:: Work to do ::
The records that follow must be reproduced in full, exactly as written.

:: Supplied records ::
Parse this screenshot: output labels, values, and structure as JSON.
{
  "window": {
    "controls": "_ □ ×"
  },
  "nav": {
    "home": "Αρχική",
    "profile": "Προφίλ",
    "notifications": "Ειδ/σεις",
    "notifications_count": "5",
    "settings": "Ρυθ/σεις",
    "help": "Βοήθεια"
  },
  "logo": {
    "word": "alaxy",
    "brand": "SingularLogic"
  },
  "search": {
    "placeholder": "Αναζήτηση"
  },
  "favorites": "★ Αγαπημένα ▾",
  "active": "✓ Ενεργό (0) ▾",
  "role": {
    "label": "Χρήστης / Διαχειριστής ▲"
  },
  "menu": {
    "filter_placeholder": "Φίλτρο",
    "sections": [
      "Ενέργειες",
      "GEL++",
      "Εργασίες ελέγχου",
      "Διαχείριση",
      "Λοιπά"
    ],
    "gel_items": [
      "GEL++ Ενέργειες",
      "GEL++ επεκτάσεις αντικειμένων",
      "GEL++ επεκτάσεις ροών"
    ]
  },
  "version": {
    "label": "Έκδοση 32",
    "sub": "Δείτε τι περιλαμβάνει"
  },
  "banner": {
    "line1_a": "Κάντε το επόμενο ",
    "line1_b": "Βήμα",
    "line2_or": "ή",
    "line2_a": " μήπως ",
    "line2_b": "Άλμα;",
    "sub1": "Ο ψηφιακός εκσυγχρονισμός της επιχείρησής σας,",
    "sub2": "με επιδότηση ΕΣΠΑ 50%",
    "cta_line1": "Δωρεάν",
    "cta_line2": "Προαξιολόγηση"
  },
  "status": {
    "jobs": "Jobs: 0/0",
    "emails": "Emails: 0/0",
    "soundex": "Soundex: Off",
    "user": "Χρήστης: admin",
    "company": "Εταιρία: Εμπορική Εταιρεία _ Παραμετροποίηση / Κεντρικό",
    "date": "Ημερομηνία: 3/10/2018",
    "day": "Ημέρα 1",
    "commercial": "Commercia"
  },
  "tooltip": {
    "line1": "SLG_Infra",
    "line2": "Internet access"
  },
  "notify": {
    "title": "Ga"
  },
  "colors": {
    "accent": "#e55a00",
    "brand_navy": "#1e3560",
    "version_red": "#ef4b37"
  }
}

:: Expected output ::
Parse this screenshot: output labels, values, and structure as JSON.
{
  "window": {
    "controls": "_ □ ×"
  },
  "nav": {
    "home": "Αρχική",
    "profile": "Προφίλ",
    "notifications": "Ειδ/σεις",
    "notifications_count": "5",
    "settings": "Ρυθ/σεις",
    "help": "Βοήθεια"
  },
  "logo": {
    "word": "alaxy",
    "brand": "SingularLogic"
  },
  "search": {
    "placeholder": "Αναζήτηση"
  },
  "favorites": "★ Αγαπημένα ▾",
  "active": "✓ Ενεργό (0) ▾",
  "role": {
    "label": "Χρήστης / Διαχειριστής ▲"
  },
  "menu": {
    "filter_placeholder": "Φίλτρο",
    "sections": [
      "Ενέργειες",
      "GEL++",
      "Εργασίες ελέγχου",
      "Διαχείριση",
      "Λοιπά"
    ],
    "gel_items": [
      "GEL++ Ενέργειες",
      "GEL++ επεκτάσεις αντικειμένων",
      "GEL++ επεκτάσεις ροών"
    ]
  },
  "version": {
    "label": "Έκδοση 32",
    "sub": "Δείτε τι περιλαμβάνει"
  },
  "banner": {
    "line1_a": "Κάντε το επόμενο ",
    "line1_b": "Βήμα",
    "line2_or": "ή",
    "line2_a": " μήπως ",
    "line2_b": "Άλμα;",
    "sub1": "Ο ψηφιακός εκσυγχρονισμός της επιχείρησής σας,",
    "sub2": "με επιδότηση ΕΣΠΑ 50%",
    "cta_line1": "Δωρεάν",
    "cta_line2": "Προαξιολόγηση"
  },
  "status": {
    "jobs": "Jobs: 0/0",
    "emails": "Emails: 0/0",
    "soundex": "Soundex: Off",
    "user": "Χρήστης: admin",
    "company": "Εταιρία: Εμπορική Εταιρεία _ Παραμετροποίηση / Κεντρικό",
    "date": "Ημερομηνία: 3/10/2018",
    "day": "Ημέρα 1",
    "commercial": "Commercia"
  },
  "tooltip": {
    "line1": "SLG_Infra",
    "line2": "Internet access"
  },
  "notify": {
    "title": "Ga"
  },
  "colors": {
    "accent": "#e55a00",
    "brand_navy": "#1e3560",
    "version_red": "#ef4b37"
  }
}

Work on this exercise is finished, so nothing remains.